> What this task involves
Set down all of the data exactly as it appears.
-- Data extract start --
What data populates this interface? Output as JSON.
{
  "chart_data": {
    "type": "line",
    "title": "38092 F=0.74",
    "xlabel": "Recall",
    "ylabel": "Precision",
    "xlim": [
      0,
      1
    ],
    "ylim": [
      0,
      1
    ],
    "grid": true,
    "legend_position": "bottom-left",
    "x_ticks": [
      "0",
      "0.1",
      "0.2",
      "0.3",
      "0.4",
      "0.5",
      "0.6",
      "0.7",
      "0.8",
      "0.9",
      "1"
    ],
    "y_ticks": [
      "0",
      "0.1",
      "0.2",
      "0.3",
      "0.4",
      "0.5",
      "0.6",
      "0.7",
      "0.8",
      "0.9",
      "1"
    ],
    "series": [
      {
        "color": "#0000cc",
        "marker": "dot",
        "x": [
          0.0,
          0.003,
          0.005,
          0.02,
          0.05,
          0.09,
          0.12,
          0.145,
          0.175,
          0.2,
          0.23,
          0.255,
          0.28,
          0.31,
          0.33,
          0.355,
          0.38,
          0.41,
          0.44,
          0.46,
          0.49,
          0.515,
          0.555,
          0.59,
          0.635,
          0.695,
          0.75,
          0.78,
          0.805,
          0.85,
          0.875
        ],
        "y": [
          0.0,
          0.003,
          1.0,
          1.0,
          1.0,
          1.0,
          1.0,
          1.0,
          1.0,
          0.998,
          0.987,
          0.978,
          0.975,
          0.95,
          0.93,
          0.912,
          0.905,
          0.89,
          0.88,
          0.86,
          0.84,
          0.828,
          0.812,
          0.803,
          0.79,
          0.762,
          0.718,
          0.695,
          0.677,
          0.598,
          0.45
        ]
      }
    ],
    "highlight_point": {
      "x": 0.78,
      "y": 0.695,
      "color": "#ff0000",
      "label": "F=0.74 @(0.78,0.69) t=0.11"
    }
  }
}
-- Data extract end --
> Output for this exercise
What data populates this interface? Output as JSON.
{
  "chart_data": {
    "type": "line",
    "title": "38092 F=0.74",
    "xlabel": "Recall",
    "ylabel": "Precision",
    "xlim": [
      0,
      1
    ],
    "ylim": [
      0,
      1
    ],
    "grid": true,
    "legend_position": "bottom-left",
    "x_ticks": [
      "0",
      "0.1",
      "0.2",
      "0.3",
      "0.4",
      "0.5",
      "0.6",
      "0.7",
      "0.8",
      "0.9",
      "1"
    ],
    "y_ticks": [
      "0",
      "0.1",
      "0.2",
      "0.3",
      "0.4",
      "0.5",
      "0.6",
      "0.7",
      "0.8",
      "0.9",
      "1"
    ],
    "series": [
      {
        "color": "#0000cc",
        "marker": "dot",
        "x": [
          0.0,
          0.003,
          0.005,
          0.02,
          0.05,
          0.09,
          0.12,
          0.145,
          0.175,
          0.2,
          0.23,
          0.255,
          0.28,
          0.31,
          0.33,
          0.355,
          0.38,
          0.41,
          0.44,
          0.46,
          0.49,
          0.515,
          0.555,
          0.59,
          0.635,
          0.695,
          0.75,
          0.78,
          0.805,
          0.85,
          0.875
        ],
        "y": [
          0.0,
          0.003,
          1.0,
          1.0,
          1.0,
          1.0,
          1.0,
          1.0,
          1.0,
          0.998,
          0.987,
          0.978,
          0.975,
          0.95,
          0.93,
          0.912,
          0.905,
          0.89,
          0.88,
          0.86,
          0.84,
          0.828,
          0.812,
          0.803,
          0.79,
          0.762,
          0.718,
          0.695,
          0.677,
          0.598,
          0.45
        ]
      }
    ],
    "highlight_point": {
      "x": 0.78,
      "y": 0.695,
      "color": "#ff0000",
      "label": "F=0.74 @(0.78,0.69) t=0.11"
    }
  }
}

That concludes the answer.